**WRITTEN INSTRUCTION:**
Gather each line of the records where "JSON" appears.

#####

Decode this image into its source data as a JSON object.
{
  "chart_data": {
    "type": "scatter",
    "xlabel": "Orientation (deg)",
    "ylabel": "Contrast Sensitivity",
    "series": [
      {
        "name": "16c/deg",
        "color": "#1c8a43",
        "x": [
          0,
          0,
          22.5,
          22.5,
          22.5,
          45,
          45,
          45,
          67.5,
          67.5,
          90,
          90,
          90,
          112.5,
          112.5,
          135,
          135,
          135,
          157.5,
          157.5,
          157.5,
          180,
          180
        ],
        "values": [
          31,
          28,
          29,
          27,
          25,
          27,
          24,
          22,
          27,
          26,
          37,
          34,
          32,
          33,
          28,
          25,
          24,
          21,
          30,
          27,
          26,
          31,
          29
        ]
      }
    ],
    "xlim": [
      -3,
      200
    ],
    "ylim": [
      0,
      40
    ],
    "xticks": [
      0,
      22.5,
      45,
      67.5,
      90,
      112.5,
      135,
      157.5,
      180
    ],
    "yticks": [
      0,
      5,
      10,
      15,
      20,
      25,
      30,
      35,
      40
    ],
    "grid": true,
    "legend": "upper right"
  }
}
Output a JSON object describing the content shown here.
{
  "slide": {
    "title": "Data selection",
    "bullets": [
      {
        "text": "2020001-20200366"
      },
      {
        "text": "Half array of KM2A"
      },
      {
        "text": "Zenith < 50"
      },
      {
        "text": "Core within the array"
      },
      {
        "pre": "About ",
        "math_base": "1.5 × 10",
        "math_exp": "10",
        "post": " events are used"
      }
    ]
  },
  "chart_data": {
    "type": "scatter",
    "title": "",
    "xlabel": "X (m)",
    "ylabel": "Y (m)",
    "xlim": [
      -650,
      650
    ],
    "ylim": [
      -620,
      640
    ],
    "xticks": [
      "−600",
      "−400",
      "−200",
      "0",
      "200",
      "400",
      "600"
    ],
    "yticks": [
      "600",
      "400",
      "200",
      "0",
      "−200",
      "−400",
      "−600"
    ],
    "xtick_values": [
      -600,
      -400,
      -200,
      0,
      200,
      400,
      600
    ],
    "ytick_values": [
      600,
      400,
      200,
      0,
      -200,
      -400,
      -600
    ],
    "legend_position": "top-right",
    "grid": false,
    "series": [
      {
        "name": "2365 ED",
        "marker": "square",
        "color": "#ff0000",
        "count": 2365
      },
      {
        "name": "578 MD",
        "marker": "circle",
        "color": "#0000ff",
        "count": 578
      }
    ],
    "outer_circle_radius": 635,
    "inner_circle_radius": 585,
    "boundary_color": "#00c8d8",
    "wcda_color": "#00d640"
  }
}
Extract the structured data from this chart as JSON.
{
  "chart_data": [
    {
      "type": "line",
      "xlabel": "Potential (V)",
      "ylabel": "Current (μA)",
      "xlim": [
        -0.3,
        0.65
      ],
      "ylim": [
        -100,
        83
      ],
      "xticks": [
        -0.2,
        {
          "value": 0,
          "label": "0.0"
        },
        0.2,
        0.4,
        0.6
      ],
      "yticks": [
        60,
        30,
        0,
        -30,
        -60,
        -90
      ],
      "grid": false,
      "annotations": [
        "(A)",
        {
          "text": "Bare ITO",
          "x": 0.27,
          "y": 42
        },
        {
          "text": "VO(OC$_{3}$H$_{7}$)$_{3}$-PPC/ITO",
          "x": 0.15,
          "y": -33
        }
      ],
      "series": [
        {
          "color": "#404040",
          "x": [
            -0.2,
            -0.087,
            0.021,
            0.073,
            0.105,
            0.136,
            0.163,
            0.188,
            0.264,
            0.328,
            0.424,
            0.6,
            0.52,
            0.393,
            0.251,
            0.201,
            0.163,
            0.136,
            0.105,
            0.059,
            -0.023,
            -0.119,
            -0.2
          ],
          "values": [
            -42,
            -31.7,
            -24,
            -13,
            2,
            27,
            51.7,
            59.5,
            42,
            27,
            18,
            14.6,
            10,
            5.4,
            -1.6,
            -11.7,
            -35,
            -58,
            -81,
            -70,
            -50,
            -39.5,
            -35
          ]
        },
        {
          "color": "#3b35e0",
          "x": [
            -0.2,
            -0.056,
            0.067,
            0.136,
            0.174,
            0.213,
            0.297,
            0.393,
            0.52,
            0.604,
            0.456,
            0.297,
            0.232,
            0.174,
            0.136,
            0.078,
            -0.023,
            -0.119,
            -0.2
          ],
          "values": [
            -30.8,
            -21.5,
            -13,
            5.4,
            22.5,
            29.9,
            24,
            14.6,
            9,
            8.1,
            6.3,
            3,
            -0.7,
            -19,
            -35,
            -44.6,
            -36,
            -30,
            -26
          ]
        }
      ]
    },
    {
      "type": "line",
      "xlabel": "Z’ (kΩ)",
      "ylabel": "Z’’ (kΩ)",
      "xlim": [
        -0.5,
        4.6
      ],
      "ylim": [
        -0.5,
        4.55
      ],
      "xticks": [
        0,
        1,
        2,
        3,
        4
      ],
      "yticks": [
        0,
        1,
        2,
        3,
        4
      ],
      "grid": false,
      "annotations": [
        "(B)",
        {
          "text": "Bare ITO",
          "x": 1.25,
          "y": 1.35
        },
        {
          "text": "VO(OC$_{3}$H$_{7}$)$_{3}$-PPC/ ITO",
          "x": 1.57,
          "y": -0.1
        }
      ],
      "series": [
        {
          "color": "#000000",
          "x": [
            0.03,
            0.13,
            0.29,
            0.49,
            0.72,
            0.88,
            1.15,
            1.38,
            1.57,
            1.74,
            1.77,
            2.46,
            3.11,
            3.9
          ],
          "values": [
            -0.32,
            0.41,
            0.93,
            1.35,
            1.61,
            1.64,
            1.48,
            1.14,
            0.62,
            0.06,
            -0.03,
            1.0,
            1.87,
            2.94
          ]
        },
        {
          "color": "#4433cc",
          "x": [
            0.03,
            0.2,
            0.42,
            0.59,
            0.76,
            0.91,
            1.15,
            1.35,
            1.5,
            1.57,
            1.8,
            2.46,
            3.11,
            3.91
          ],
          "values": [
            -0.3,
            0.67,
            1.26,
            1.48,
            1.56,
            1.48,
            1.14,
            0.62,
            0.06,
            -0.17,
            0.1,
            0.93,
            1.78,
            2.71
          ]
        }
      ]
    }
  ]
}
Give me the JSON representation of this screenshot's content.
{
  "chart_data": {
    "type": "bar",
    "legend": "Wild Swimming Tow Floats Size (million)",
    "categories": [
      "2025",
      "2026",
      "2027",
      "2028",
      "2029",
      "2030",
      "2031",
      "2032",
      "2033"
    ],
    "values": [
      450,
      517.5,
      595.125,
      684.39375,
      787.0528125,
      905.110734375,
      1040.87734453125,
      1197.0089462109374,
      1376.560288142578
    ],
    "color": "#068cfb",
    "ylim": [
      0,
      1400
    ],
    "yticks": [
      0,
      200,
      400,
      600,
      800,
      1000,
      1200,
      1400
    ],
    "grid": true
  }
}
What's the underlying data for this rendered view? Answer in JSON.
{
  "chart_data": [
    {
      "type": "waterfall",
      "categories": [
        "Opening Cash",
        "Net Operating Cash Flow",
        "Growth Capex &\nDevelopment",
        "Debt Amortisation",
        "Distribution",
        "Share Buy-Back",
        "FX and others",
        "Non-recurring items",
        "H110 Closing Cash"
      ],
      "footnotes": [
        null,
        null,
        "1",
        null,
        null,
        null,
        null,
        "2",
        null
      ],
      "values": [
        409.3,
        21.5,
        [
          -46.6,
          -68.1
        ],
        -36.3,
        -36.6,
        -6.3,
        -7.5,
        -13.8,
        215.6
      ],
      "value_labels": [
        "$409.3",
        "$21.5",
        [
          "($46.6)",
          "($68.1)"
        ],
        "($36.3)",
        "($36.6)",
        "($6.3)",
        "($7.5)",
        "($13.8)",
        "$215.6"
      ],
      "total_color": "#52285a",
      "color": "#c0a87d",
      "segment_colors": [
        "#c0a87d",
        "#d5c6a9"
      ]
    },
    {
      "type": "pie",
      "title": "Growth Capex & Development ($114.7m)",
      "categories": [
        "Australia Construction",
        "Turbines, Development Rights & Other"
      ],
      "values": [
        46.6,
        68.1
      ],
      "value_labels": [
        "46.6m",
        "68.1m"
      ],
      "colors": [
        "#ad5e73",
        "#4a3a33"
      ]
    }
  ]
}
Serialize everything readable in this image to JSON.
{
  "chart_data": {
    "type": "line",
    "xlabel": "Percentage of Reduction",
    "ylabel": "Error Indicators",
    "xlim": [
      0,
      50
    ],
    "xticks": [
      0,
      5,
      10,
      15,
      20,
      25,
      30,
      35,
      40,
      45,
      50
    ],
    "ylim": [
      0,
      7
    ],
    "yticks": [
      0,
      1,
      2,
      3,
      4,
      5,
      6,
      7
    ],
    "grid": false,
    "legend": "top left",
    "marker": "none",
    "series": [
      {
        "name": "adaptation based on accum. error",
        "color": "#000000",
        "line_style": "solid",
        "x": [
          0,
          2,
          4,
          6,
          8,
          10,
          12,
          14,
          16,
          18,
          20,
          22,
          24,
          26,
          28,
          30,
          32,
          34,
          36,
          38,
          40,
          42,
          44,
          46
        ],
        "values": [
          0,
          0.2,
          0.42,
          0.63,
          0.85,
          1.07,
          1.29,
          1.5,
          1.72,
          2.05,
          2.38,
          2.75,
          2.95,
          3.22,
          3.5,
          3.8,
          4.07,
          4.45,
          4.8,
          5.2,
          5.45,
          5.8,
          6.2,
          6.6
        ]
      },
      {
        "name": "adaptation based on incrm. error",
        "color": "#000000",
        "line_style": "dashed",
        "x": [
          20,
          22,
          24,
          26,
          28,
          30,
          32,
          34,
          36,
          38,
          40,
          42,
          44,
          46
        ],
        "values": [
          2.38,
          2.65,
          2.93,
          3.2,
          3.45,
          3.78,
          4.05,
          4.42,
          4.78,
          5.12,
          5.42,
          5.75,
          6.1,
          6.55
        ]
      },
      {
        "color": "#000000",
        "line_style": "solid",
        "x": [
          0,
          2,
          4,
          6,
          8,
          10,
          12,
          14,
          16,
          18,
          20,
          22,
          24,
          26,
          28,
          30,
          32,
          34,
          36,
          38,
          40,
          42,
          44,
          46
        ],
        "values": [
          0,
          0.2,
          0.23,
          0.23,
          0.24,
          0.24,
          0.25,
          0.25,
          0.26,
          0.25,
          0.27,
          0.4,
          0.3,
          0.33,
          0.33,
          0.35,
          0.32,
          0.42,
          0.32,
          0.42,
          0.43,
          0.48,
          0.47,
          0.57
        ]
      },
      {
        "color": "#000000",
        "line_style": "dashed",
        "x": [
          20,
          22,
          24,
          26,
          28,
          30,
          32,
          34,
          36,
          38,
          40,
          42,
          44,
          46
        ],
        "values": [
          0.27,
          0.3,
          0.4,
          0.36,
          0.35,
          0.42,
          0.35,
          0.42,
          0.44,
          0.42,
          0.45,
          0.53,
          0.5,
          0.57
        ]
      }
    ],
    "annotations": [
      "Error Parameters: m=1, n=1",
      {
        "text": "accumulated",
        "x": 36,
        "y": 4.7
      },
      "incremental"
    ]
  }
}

#####

**THE RESULT:**
Decode this image into its source data as a JSON object.
Output a JSON object describing the content shown here.
Extract the structured data from this chart as JSON.
Give me the JSON representation of this screenshot's content.
What's the underlying data for this rendered view? Answer in JSON.
Serialize everything readable in this image to JSON.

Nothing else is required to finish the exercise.